=== The problem ===
Find each line with "true" and copy it.

══════

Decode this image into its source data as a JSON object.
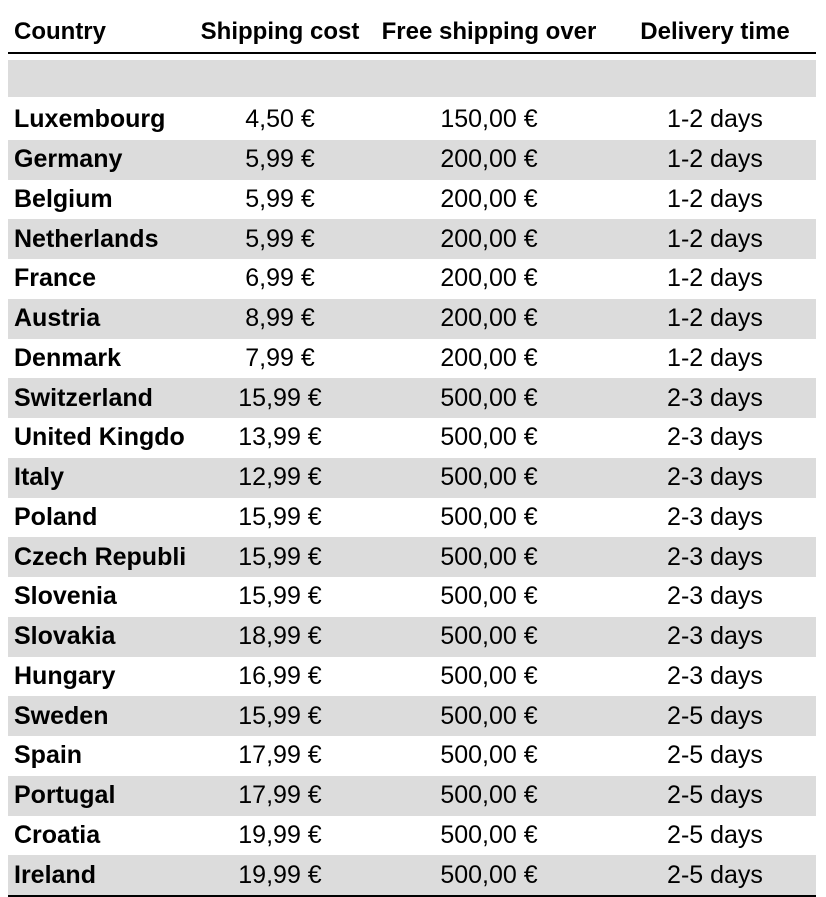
{
  "table": {
    "headers": {
      "country": "Country",
      "shipping_cost": "Shipping cost",
      "free_shipping_over": "Free shipping over",
      "delivery_time": "Delivery time"
    },
    "rows": [
      {
        "country": "Luxembourg",
        "shipping_cost": "4,50 €",
        "free_shipping_over": "150,00 €",
        "delivery_time": "1-2 days"
      },
      {
        "country": "Germany",
        "shipping_cost": "5,99 €",
        "free_shipping_over": "200,00 €",
        "delivery_time": "1-2 days"
      },
      {
        "country": "Belgium",
        "shipping_cost": "5,99 €",
        "free_shipping_over": "200,00 €",
        "delivery_time": "1-2 days"
      },
      {
        "country": "Netherlands",
        "shipping_cost": "5,99 €",
        "free_shipping_over": "200,00 €",
        "delivery_time": "1-2 days"
      },
      {
        "country": "France",
        "shipping_cost": "6,99 €",
        "free_shipping_over": "200,00 €",
        "delivery_time": "1-2 days"
      },
      {
        "country": "Austria",
        "shipping_cost": "8,99 €",
        "free_shipping_over": "200,00 €",
        "delivery_time": "1-2 days"
      },
      {
        "country": "Denmark",
        "shipping_cost": "7,99 €",
        "free_shipping_over": "200,00 €",
        "delivery_time": "1-2 days"
      },
      {
        "country": "Switzerland",
        "shipping_cost": "15,99 €",
        "free_shipping_over": "500,00 €",
        "delivery_time": "2-3 days"
      },
      {
        "country": "United Kingdo",
        "shipping_cost": "13,99 €",
        "free_shipping_over": "500,00 €",
        "delivery_time": "2-3 days"
      },
      {
        "country": "Italy",
        "shipping_cost": "12,99 €",
        "free_shipping_over": "500,00 €",
        "delivery_time": "2-3 days"
      },
      {
        "country": "Poland",
        "shipping_cost": "15,99 €",
        "free_shipping_over": "500,00 €",
        "delivery_time": "2-3 days"
      },
      {
        "country": "Czech Republi",
        "shipping_cost": "15,99 €",
        "free_shipping_over": "500,00 €",
        "delivery_time": "2-3 days"
      },
      {
        "country": "Slovenia",
        "shipping_cost": "15,99 €",
        "free_shipping_over": "500,00 €",
        "delivery_time": "2-3 days"
      },
      {
        "country": "Slovakia",
        "shipping_cost": "18,99 €",
        "free_shipping_over": "500,00 €",
        "delivery_time": "2-3 days"
      },
      {
        "country": "Hungary",
        "shipping_cost": "16,99 €",
        "free_shipping_over": "500,00 €",
        "delivery_time": "2-3 days"
      },
      {
        "country": "Sweden",
        "shipping_cost": "15,99 €",
        "free_shipping_over": "500,00 €",
        "delivery_time": "2-5 days"
      },
      {
        "country": "Spain",
        "shipping_cost": "17,99 €",
        "free_shipping_over": "500,00 €",
        "delivery_time": "2-5 days"
      },
      {
        "country": "Portugal",
        "shipping_cost": "17,99 €",
        "free_shipping_over": "500,00 €",
        "delivery_time": "2-5 days"
      },
      {
        "country": "Croatia",
        "shipping_cost": "19,99 €",
        "free_shipping_over": "500,00 €",
        "delivery_time": "2-5 days"
      },
      {
        "country": "Ireland",
        "shipping_cost": "19,99 €",
        "free_shipping_over": "500,00 €",
        "delivery_time": "2-5 days"
      }
    ]
  },
  "colors": {
    "stripe": "#dcdcdc",
    "border": "#000000"
  }
}
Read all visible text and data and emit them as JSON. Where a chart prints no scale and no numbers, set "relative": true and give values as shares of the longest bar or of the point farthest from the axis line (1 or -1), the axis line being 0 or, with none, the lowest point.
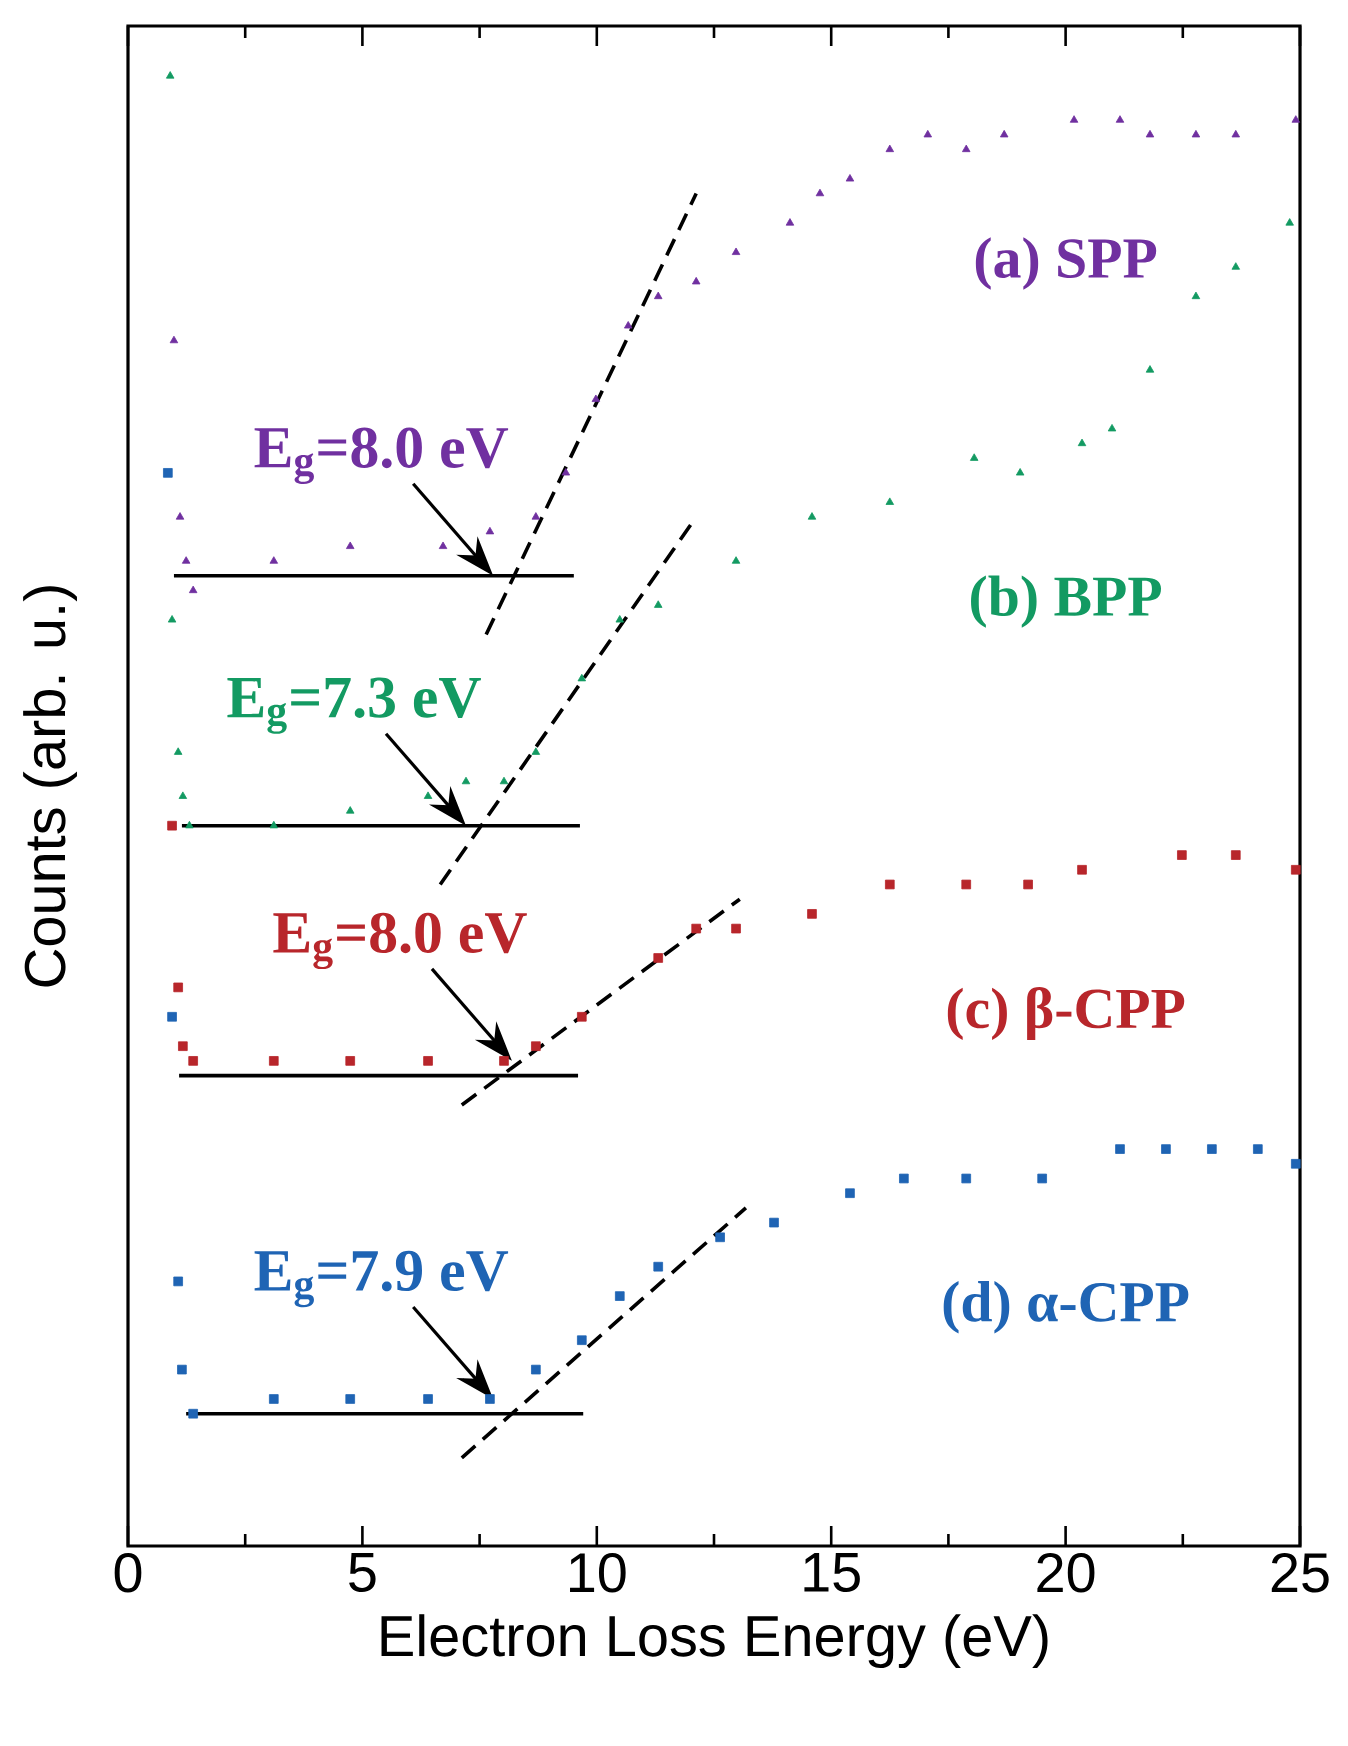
{
  "chart_data": {
    "type": "scatter",
    "relative": true,
    "xlabel": "Electron Loss Energy (eV)",
    "ylabel": "Counts (arb. u.)",
    "xlim": [
      0,
      25
    ],
    "xticks": [
      0,
      5,
      10,
      15,
      20,
      25
    ],
    "series": [
      {
        "name": "(a) SPP",
        "color": "#7030a0",
        "marker": "triangle",
        "x": [
          0.98,
          1.11,
          1.24,
          1.39,
          3.11,
          4.74,
          6.72,
          7.72,
          8.7,
          9.34,
          9.98,
          10.67,
          11.31,
          12.12,
          12.97,
          14.12,
          14.76,
          15.4,
          16.25,
          17.06,
          17.88,
          18.69,
          20.18,
          21.16,
          21.8,
          22.78,
          23.63,
          24.91
        ],
        "values": [
          0.82,
          0.7,
          0.67,
          0.65,
          0.67,
          0.68,
          0.68,
          0.69,
          0.7,
          0.73,
          0.78,
          0.83,
          0.85,
          0.86,
          0.88,
          0.9,
          0.92,
          0.93,
          0.95,
          0.96,
          0.95,
          0.96,
          0.97,
          0.97,
          0.96,
          0.96,
          0.96,
          0.97
        ]
      },
      {
        "name": "(b) BPP",
        "color": "#139a62",
        "marker": "triangle",
        "x": [
          0.9,
          0.94,
          1.07,
          1.17,
          1.31,
          3.11,
          4.74,
          6.4,
          7.21,
          8.02,
          8.7,
          9.68,
          10.49,
          11.31,
          12.97,
          14.59,
          16.25,
          18.05,
          19.03,
          20.35,
          20.99,
          21.8,
          22.78,
          23.63,
          24.78
        ],
        "values": [
          1.0,
          0.63,
          0.54,
          0.51,
          0.49,
          0.49,
          0.5,
          0.51,
          0.52,
          0.52,
          0.54,
          0.59,
          0.63,
          0.64,
          0.67,
          0.7,
          0.71,
          0.74,
          0.73,
          0.75,
          0.76,
          0.8,
          0.85,
          0.87,
          0.9
        ]
      },
      {
        "name": "(c) β-CPP",
        "color": "#b8262b",
        "marker": "square",
        "x": [
          0.94,
          1.07,
          1.17,
          1.39,
          3.11,
          4.74,
          6.4,
          8.02,
          8.7,
          9.68,
          11.31,
          12.12,
          12.97,
          14.59,
          16.25,
          17.88,
          19.2,
          20.35,
          22.48,
          23.63,
          24.91
        ],
        "values": [
          0.49,
          0.38,
          0.34,
          0.33,
          0.33,
          0.33,
          0.33,
          0.33,
          0.34,
          0.36,
          0.4,
          0.42,
          0.42,
          0.43,
          0.45,
          0.45,
          0.45,
          0.46,
          0.47,
          0.47,
          0.46
        ]
      },
      {
        "name": "(d) α-CPP",
        "color": "#1f64b4",
        "marker": "square",
        "x": [
          0.85,
          0.94,
          1.07,
          1.15,
          1.39,
          3.11,
          4.74,
          6.4,
          7.72,
          8.7,
          9.68,
          10.49,
          11.31,
          12.63,
          13.78,
          15.4,
          16.55,
          17.88,
          19.5,
          21.16,
          22.14,
          23.12,
          24.1,
          24.91
        ],
        "values": [
          0.73,
          0.36,
          0.18,
          0.12,
          0.09,
          0.1,
          0.1,
          0.1,
          0.1,
          0.12,
          0.14,
          0.17,
          0.19,
          0.21,
          0.22,
          0.24,
          0.25,
          0.25,
          0.25,
          0.27,
          0.27,
          0.27,
          0.27,
          0.26
        ]
      },
      {
        "type": "line",
        "color": "#000000",
        "line_style": "dashed",
        "x": [
          7.64,
          12.12
        ],
        "values": [
          0.62,
          0.92
        ]
      },
      {
        "type": "line",
        "color": "#000000",
        "line_style": "dashed",
        "x": [
          6.66,
          12.12
        ],
        "values": [
          0.45,
          0.7
        ]
      },
      {
        "type": "line",
        "color": "#000000",
        "line_style": "dashed",
        "x": [
          7.12,
          13.05
        ],
        "values": [
          0.3,
          0.44
        ]
      },
      {
        "type": "line",
        "color": "#000000",
        "line_style": "dashed",
        "x": [
          7.12,
          13.18
        ],
        "values": [
          0.06,
          0.23
        ]
      },
      {
        "type": "line",
        "color": "#000000",
        "line_style": "solid",
        "x": [
          0.98,
          9.51
        ],
        "values": [
          0.66,
          0.66
        ]
      },
      {
        "type": "line",
        "color": "#000000",
        "line_style": "solid",
        "x": [
          1.15,
          9.64
        ],
        "values": [
          0.49,
          0.49
        ]
      },
      {
        "type": "line",
        "color": "#000000",
        "line_style": "solid",
        "x": [
          1.09,
          9.6
        ],
        "values": [
          0.32,
          0.32
        ]
      },
      {
        "type": "line",
        "color": "#000000",
        "line_style": "solid",
        "x": [
          1.24,
          9.71
        ],
        "values": [
          0.09,
          0.09
        ]
      }
    ],
    "annotations": [
      {
        "text": "E$_{g}$=8.0 eV",
        "x": 7.79,
        "y": 0.66
      },
      {
        "text": "E$_{g}$=7.3 eV",
        "x": 7.21,
        "y": 0.49
      },
      {
        "text": "E$_{g}$=8.0 eV",
        "x": 8.19,
        "y": 0.33
      },
      {
        "text": "E$_{g}$=7.9 eV",
        "x": 7.79,
        "y": 0.1
      }
    ]
  }
}
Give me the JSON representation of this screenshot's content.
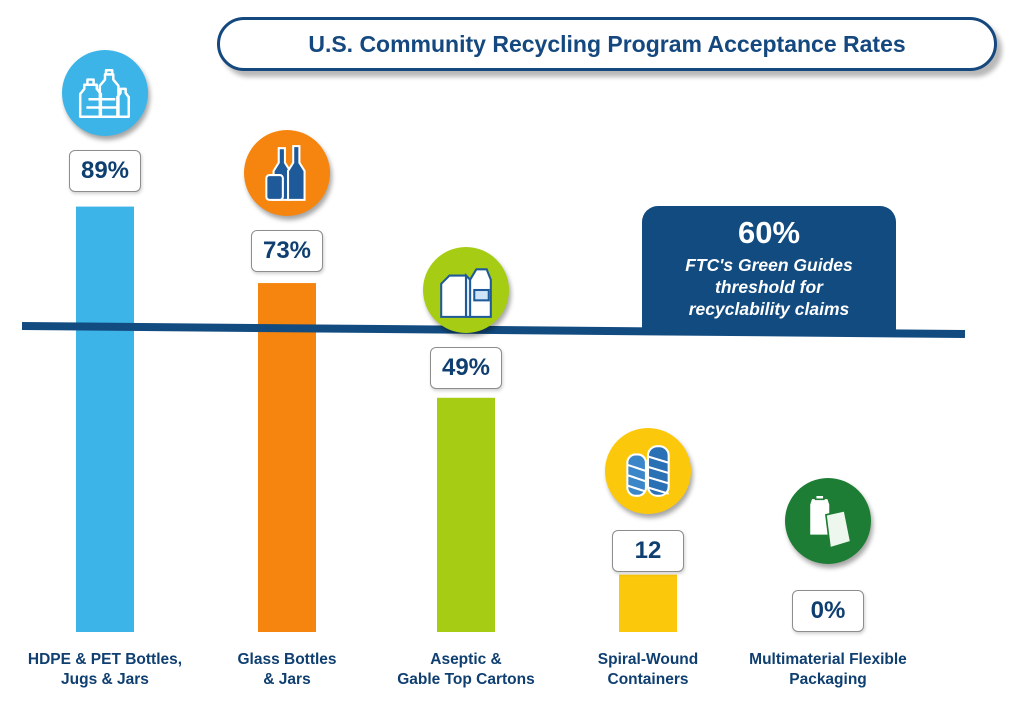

══════

=== Result of this task ===
Read all visible text and data and emit them as JSON. Where a chart prints no scale and no numbers, set "relative": true and give values as shares of the longest bar or of the point farthest from the axis line (1 or -1), the axis line being 0 or, with none, the lowest point.
    "relative": true,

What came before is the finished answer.